## begin Entries shown

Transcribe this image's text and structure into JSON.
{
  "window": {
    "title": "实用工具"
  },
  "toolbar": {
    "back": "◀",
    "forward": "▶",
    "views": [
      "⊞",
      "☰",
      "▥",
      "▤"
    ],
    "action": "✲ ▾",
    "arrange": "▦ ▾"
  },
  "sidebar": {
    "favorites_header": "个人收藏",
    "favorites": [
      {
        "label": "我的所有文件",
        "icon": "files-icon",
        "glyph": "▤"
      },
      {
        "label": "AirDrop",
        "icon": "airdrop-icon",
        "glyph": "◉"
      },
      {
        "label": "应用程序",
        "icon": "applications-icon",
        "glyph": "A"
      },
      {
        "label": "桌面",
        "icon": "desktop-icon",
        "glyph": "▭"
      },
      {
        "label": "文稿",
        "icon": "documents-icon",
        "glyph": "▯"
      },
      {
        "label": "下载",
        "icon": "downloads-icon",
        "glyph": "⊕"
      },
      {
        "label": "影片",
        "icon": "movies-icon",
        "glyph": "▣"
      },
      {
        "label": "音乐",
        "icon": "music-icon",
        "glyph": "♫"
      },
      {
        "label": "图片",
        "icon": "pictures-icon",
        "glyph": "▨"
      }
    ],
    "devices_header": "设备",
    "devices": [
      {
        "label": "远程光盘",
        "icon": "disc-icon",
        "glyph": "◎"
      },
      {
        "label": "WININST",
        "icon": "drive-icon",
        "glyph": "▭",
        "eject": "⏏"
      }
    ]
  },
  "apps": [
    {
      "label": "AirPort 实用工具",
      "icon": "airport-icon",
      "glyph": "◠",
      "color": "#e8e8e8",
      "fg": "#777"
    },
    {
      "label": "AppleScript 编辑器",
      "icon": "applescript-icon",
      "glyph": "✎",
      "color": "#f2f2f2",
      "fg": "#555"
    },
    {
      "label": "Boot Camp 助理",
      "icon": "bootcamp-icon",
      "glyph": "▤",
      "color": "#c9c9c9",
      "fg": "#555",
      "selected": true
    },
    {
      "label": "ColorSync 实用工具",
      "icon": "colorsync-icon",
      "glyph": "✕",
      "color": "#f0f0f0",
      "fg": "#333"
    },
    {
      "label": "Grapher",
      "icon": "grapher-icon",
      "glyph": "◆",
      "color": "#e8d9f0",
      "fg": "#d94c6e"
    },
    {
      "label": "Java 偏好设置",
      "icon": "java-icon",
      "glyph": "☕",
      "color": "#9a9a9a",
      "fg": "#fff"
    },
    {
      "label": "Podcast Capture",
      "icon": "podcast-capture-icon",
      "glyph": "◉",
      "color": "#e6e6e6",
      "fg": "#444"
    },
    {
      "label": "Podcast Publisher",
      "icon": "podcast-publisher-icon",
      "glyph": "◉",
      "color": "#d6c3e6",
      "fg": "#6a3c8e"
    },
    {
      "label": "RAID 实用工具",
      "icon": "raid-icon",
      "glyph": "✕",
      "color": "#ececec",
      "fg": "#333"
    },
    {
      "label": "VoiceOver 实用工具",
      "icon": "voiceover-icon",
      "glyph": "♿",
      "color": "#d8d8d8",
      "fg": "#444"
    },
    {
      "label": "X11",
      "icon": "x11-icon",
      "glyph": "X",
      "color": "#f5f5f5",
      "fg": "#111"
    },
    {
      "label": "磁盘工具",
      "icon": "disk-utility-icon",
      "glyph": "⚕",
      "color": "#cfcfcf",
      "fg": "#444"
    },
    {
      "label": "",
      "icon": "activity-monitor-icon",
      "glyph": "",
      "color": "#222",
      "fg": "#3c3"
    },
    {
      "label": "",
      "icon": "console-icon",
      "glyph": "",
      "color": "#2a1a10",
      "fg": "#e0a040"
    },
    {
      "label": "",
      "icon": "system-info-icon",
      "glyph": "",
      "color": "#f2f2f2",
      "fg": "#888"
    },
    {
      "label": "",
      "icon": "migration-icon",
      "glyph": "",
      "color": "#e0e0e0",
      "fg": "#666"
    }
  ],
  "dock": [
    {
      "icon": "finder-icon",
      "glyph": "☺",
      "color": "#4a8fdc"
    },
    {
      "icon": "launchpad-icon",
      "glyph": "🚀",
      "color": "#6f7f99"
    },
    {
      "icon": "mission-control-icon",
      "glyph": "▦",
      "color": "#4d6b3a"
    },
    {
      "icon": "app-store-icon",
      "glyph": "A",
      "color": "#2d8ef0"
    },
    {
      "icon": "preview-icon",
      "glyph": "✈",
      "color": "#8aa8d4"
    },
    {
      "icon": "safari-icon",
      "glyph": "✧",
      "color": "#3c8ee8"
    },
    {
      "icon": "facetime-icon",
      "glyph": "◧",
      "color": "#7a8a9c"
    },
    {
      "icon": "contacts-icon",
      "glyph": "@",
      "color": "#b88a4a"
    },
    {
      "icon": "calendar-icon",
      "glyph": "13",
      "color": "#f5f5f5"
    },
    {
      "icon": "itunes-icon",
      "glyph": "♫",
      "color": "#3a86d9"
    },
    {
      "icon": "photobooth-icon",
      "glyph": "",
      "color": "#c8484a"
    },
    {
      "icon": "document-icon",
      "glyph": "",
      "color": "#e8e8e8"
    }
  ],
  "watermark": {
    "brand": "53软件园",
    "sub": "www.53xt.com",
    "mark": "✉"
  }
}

## end Entries shown

● Written task
Go through the records above and set each one down exactly, please.

● Answer to the problem
Transcribe this image's text and structure into JSON.
{
  "window": {
    "title": "实用工具"
  },
  "toolbar": {
    "back": "◀",
    "forward": "▶",
    "views": [
      "⊞",
      "☰",
      "▥",
      "▤"
    ],
    "action": "✲ ▾",
    "arrange": "▦ ▾"
  },
  "sidebar": {
    "favorites_header": "个人收藏",
    "favorites": [
      {
        "label": "我的所有文件",
        "icon": "files-icon",
        "glyph": "▤"
      },
      {
        "label": "AirDrop",
        "icon": "airdrop-icon",
        "glyph": "◉"
      },
      {
        "label": "应用程序",
        "icon": "applications-icon",
        "glyph": "A"
      },
      {
        "label": "桌面",
        "icon": "desktop-icon",
        "glyph": "▭"
      },
      {
        "label": "文稿",
        "icon": "documents-icon",
        "glyph": "▯"
      },
      {
        "label": "下载",
        "icon": "downloads-icon",
        "glyph": "⊕"
      },
      {
        "label": "影片",
        "icon": "movies-icon",
        "glyph": "▣"
      },
      {
        "label": "音乐",
        "icon": "music-icon",
        "glyph": "♫"
      },
      {
        "label": "图片",
        "icon": "pictures-icon",
        "glyph": "▨"
      }
    ],
    "devices_header": "设备",
    "devices": [
      {
        "label": "远程光盘",
        "icon": "disc-icon",
        "glyph": "◎"
      },
      {
        "label": "WININST",
        "icon": "drive-icon",
        "glyph": "▭",
        "eject": "⏏"
      }
    ]
  },
  "apps": [
    {
      "label": "AirPort 实用工具",
      "icon": "airport-icon",
      "glyph": "◠",
      "color": "#e8e8e8",
      "fg": "#777"
    },
    {
      "label": "AppleScript 编辑器",
      "icon": "applescript-icon",
      "glyph": "✎",
      "color": "#f2f2f2",
      "fg": "#555"
    },
    {
      "label": "Boot Camp 助理",
      "icon": "bootcamp-icon",
      "glyph": "▤",
      "color": "#c9c9c9",
      "fg": "#555",
      "selected": true
    },
    {
      "label": "ColorSync 实用工具",
      "icon": "colorsync-icon",
      "glyph": "✕",
      "color": "#f0f0f0",
      "fg": "#333"
    },
    {
      "label": "Grapher",
      "icon": "grapher-icon",
      "glyph": "◆",
      "color": "#e8d9f0",
      "fg": "#d94c6e"
    },
    {
      "label": "Java 偏好设置",
      "icon": "java-icon",
      "glyph": "☕",
      "color": "#9a9a9a",
      "fg": "#fff"
    },
    {
      "label": "Podcast Capture",
      "icon": "podcast-capture-icon",
      "glyph": "◉",
      "color": "#e6e6e6",
      "fg": "#444"
    },
    {
      "label": "Podcast Publisher",
      "icon": "podcast-publisher-icon",
      "glyph": "◉",
      "color": "#d6c3e6",
      "fg": "#6a3c8e"
    },
    {
      "label": "RAID 实用工具",
      "icon": "raid-icon",
      "glyph": "✕",
      "color": "#ececec",
      "fg": "#333"
    },
    {
      "label": "VoiceOver 实用工具",
      "icon": "voiceover-icon",
      "glyph": "♿",
      "color": "#d8d8d8",
      "fg": "#444"
    },
    {
      "label": "X11",
      "icon": "x11-icon",
      "glyph": "X",
      "color": "#f5f5f5",
      "fg": "#111"
    },
    {
      "label": "磁盘工具",
      "icon": "disk-utility-icon",
      "glyph": "⚕",
      "color": "#cfcfcf",
      "fg": "#444"
    },
    {
      "label": "",
      "icon": "activity-monitor-icon",
      "glyph": "",
      "color": "#222",
      "fg": "#3c3"
    },
    {
      "label": "",
      "icon": "console-icon",
      "glyph": "",
      "color": "#2a1a10",
      "fg": "#e0a040"
    },
    {
      "label": "",
      "icon": "system-info-icon",
      "glyph": "",
      "color": "#f2f2f2",
      "fg": "#888"
    },
    {
      "label": "",
      "icon": "migration-icon",
      "glyph": "",
      "color": "#e0e0e0",
      "fg": "#666"
    }
  ],
  "dock": [
    {
      "icon": "finder-icon",
      "glyph": "☺",
      "color": "#4a8fdc"
    },
    {
      "icon": "launchpad-icon",
      "glyph": "🚀",
      "color": "#6f7f99"
    },
    {
      "icon": "mission-control-icon",
      "glyph": "▦",
      "color": "#4d6b3a"
    },
    {
      "icon": "app-store-icon",
      "glyph": "A",
      "color": "#2d8ef0"
    },
    {
      "icon": "preview-icon",
      "glyph": "✈",
      "color": "#8aa8d4"
    },
    {
      "icon": "safari-icon",
      "glyph": "✧",
      "color": "#3c8ee8"
    },
    {
      "icon": "facetime-icon",
      "glyph": "◧",
      "color": "#7a8a9c"
    },
    {
      "icon": "contacts-icon",
      "glyph": "@",
      "color": "#b88a4a"
    },
    {
      "icon": "calendar-icon",
      "glyph": "13",
      "color": "#f5f5f5"
    },
    {
      "icon": "itunes-icon",
      "glyph": "♫",
      "color": "#3a86d9"
    },
    {
      "icon": "photobooth-icon",
      "glyph": "",
      "color": "#c8484a"
    },
    {
      "icon": "document-icon",
      "glyph": "",
      "color": "#e8e8e8"
    }
  ],
  "watermark": {
    "brand": "53软件园",
    "sub": "www.53xt.com",
    "mark": "✉"
  }
}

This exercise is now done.